# Directions for this task
Output each entry exactly; skip nothing.

— start Entries shown —

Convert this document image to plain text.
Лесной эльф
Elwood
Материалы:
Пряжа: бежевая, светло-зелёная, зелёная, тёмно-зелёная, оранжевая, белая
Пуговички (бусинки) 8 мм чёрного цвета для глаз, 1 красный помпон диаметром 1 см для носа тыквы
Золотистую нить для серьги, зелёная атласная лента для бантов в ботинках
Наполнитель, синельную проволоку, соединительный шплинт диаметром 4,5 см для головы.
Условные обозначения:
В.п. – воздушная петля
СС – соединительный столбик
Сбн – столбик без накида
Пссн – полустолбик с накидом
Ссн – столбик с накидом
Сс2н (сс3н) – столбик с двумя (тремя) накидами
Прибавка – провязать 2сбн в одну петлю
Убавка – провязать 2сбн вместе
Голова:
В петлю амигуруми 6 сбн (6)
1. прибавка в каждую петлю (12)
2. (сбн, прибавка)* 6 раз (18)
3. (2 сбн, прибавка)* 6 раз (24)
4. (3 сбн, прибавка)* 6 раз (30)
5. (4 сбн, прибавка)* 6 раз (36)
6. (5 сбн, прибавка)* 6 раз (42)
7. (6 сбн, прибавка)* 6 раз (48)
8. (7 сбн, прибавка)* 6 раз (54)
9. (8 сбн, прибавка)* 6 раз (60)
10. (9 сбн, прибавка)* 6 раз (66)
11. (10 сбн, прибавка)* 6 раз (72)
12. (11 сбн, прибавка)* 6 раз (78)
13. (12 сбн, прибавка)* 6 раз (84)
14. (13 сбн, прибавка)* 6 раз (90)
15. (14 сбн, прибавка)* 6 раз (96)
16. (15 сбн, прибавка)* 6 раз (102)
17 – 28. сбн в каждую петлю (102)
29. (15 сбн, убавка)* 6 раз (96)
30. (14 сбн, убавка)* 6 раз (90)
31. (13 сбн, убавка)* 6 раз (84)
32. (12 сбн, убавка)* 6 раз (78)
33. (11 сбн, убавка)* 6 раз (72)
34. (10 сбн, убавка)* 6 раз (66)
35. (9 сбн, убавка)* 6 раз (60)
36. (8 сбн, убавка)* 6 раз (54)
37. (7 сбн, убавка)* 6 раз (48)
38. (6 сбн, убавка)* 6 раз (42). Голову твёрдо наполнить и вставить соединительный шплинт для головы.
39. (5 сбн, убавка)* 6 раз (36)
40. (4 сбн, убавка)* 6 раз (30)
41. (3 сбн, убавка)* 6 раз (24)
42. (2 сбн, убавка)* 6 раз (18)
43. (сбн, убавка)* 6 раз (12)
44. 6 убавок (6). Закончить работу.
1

— end Entries shown —

# Solution for this exercise
Convert this document image to plain text.
Лесной эльф
Elwood
Материалы:
Пряжа: бежевая, светло-зелёная, зелёная, тёмно-зелёная, оранжевая, белая
Пуговички (бусинки) 8 мм чёрного цвета для глаз, 1 красный помпон диаметром 1 см для носа тыквы
Золотистую нить для серьги, зелёная атласная лента для бантов в ботинках
Наполнитель, синельную проволоку, соединительный шплинт диаметром 4,5 см для головы.
Условные обозначения:
В.п. – воздушная петля
СС – соединительный столбик
Сбн – столбик без накида
Пссн – полустолбик с накидом
Ссн – столбик с накидом
Сс2н (сс3н) – столбик с двумя (тремя) накидами
Прибавка – провязать 2сбн в одну петлю
Убавка – провязать 2сбн вместе
Голова:
В петлю амигуруми 6 сбн (6)
1. прибавка в каждую петлю (12)
2. (сбн, прибавка)* 6 раз (18)
3. (2 сбн, прибавка)* 6 раз (24)
4. (3 сбн, прибавка)* 6 раз (30)
5. (4 сбн, прибавка)* 6 раз (36)
6. (5 сбн, прибавка)* 6 раз (42)
7. (6 сбн, прибавка)* 6 раз (48)
8. (7 сбн, прибавка)* 6 раз (54)
9. (8 сбн, прибавка)* 6 раз (60)
10. (9 сбн, прибавка)* 6 раз (66)
11. (10 сбн, прибавка)* 6 раз (72)
12. (11 сбн, прибавка)* 6 раз (78)
13. (12 сбн, прибавка)* 6 раз (84)
14. (13 сбн, прибавка)* 6 раз (90)
15. (14 сбн, прибавка)* 6 раз (96)
16. (15 сбн, прибавка)* 6 раз (102)
17 – 28. сбн в каждую петлю (102)
29. (15 сбн, убавка)* 6 раз (96)
30. (14 сбн, убавка)* 6 раз (90)
31. (13 сбн, убавка)* 6 раз (84)
32. (12 сбн, убавка)* 6 раз (78)
33. (11 сбн, убавка)* 6 раз (72)
34. (10 сбн, убавка)* 6 раз (66)
35. (9 сбн, убавка)* 6 раз (60)
36. (8 сбн, убавка)* 6 раз (54)
37. (7 сбн, убавка)* 6 раз (48)
38. (6 сбн, убавка)* 6 раз (42). Голову твёрдо наполнить и вставить соединительный шплинт для головы.
39. (5 сбн, убавка)* 6 раз (36)
40. (4 сбн, убавка)* 6 раз (30)
41. (3 сбн, убавка)* 6 раз (24)
42. (2 сбн, убавка)* 6 раз (18)
43. (сбн, убавка)* 6 раз (12)
44. 6 убавок (6). Закончить работу.
1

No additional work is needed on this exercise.